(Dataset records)
↓↓↓

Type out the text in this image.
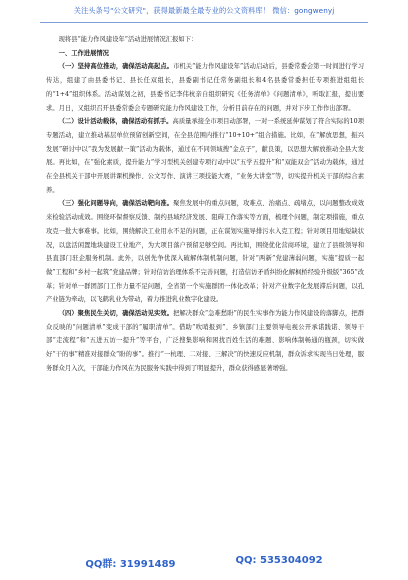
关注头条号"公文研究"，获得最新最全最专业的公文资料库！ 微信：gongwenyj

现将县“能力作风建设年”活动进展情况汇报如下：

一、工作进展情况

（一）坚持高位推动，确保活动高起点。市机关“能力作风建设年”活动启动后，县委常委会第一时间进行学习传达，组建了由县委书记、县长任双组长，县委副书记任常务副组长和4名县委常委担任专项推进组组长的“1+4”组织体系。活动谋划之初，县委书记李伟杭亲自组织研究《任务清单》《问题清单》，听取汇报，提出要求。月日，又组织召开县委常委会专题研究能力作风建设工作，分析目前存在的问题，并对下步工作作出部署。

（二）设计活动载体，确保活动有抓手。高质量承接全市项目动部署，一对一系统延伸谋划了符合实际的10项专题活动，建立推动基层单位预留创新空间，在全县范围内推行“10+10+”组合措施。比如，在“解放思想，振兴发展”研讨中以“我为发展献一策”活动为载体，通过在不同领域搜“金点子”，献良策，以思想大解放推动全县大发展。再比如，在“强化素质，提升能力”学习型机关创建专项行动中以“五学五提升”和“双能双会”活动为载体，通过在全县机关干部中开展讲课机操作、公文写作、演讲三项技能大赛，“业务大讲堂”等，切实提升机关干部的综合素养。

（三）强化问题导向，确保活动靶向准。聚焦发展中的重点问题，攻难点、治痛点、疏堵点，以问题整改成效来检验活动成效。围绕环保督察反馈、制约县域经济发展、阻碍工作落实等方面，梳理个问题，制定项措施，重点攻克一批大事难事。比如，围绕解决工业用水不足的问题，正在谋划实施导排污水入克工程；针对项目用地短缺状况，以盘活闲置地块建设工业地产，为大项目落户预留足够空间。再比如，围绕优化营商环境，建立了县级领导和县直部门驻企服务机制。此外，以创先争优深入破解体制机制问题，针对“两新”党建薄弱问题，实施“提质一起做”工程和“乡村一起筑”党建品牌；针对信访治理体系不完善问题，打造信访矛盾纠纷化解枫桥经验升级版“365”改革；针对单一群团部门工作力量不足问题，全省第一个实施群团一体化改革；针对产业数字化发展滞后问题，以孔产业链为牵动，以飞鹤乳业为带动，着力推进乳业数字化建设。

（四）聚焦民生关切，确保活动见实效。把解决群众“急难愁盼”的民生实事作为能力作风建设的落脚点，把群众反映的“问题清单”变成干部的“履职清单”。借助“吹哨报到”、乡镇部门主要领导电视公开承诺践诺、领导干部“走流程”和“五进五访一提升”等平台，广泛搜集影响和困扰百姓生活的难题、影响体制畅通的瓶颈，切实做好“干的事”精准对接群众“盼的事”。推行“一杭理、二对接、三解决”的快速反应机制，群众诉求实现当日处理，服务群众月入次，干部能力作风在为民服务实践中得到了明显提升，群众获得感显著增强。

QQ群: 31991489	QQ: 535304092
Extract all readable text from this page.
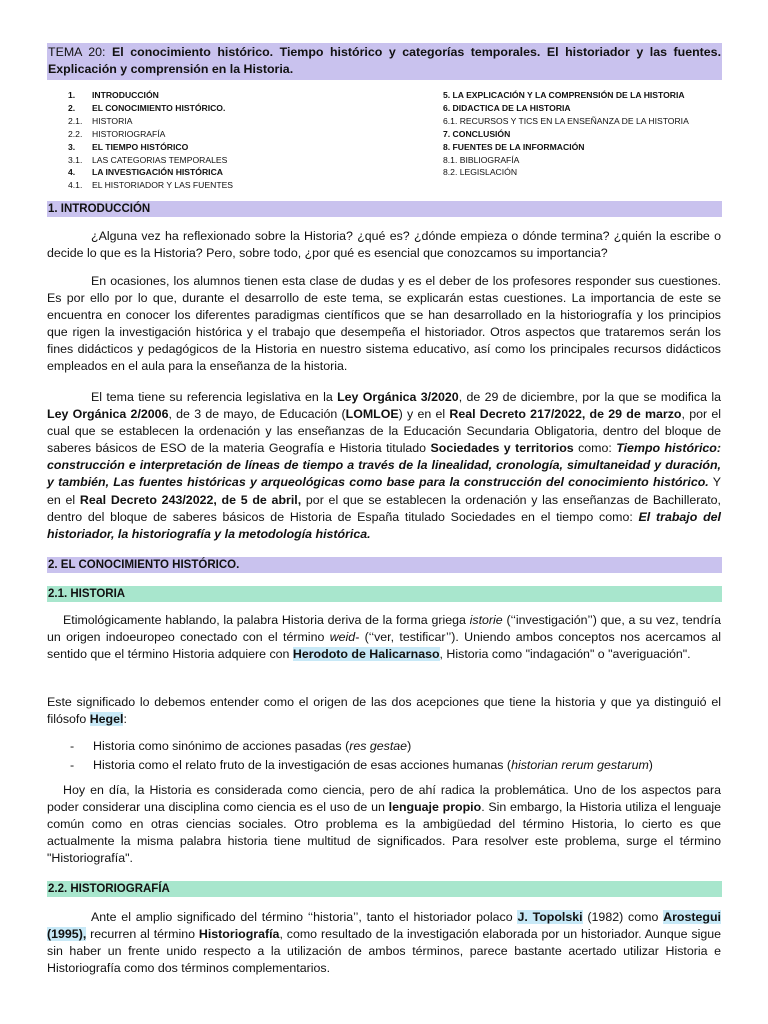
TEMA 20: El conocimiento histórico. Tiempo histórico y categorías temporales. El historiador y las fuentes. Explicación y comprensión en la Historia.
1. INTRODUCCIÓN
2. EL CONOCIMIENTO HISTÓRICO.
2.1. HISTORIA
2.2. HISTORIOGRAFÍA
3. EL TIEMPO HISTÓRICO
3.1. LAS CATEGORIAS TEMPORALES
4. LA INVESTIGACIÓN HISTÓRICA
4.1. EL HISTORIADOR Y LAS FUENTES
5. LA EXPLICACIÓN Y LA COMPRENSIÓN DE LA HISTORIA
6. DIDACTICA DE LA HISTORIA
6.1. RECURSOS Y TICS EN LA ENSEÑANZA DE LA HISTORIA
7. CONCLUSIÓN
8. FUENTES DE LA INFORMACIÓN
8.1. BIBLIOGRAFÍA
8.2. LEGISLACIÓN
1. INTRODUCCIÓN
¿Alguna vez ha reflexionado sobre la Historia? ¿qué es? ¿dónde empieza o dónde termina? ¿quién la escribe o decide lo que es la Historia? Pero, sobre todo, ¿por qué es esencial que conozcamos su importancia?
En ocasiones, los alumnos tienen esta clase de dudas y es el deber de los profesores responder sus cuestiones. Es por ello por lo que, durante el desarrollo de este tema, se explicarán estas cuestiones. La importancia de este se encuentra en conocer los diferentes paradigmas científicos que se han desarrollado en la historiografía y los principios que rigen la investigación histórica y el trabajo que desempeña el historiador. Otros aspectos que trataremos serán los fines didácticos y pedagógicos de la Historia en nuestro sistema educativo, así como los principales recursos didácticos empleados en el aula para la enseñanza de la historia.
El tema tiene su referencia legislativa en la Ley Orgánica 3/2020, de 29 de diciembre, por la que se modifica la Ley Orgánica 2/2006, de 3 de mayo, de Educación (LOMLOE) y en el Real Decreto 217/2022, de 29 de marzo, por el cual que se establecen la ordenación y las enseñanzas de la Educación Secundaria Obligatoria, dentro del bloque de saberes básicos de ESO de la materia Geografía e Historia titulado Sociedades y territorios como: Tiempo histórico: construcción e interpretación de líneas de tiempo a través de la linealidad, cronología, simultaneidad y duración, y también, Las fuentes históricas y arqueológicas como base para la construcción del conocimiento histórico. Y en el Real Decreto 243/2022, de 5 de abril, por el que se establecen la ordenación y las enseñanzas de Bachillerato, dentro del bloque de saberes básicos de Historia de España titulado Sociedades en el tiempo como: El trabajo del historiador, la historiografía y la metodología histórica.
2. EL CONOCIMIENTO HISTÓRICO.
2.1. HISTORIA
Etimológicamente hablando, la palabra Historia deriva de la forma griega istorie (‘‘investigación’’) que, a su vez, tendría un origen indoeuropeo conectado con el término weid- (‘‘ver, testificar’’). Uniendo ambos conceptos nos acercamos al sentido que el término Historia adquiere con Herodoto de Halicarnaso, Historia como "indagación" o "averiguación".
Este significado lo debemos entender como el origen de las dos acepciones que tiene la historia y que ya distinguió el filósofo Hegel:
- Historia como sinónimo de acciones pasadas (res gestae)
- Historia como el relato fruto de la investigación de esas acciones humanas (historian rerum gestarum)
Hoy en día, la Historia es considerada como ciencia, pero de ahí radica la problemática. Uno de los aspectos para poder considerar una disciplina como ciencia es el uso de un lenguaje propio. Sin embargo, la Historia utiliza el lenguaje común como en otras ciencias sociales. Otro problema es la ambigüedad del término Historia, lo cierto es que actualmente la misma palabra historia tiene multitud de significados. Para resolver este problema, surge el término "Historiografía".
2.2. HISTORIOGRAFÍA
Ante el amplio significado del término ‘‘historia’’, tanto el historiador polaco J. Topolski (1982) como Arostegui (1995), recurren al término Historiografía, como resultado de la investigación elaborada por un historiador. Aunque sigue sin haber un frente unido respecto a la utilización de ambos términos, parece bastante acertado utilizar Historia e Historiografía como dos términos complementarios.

↑↑↑
↓↓↓

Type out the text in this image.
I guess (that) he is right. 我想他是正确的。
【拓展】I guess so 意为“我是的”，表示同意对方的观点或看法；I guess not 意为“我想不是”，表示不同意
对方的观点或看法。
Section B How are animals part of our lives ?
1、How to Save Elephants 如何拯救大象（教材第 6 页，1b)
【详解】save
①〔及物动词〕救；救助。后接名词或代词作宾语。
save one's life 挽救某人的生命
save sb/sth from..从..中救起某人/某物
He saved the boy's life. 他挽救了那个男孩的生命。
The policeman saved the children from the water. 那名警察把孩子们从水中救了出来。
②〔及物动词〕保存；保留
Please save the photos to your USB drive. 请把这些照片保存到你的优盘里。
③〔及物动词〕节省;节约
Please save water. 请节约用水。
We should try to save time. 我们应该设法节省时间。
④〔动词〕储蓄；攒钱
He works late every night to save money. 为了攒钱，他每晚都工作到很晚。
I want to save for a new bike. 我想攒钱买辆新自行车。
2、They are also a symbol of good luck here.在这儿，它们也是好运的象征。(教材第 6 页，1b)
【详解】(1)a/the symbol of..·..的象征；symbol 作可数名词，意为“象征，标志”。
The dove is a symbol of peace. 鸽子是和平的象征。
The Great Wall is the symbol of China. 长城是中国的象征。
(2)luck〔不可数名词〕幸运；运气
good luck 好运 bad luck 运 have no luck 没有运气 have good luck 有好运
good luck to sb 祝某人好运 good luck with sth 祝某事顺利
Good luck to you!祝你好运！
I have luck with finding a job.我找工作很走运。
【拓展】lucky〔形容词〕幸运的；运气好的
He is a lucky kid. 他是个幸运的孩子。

↑↑↑

What is expected: Show the lines of the material that contain the word "life".

Result for this exercise:
save one's life 挽救某人的生命
He saved the boy's life. 他挽救了那个男孩的生命。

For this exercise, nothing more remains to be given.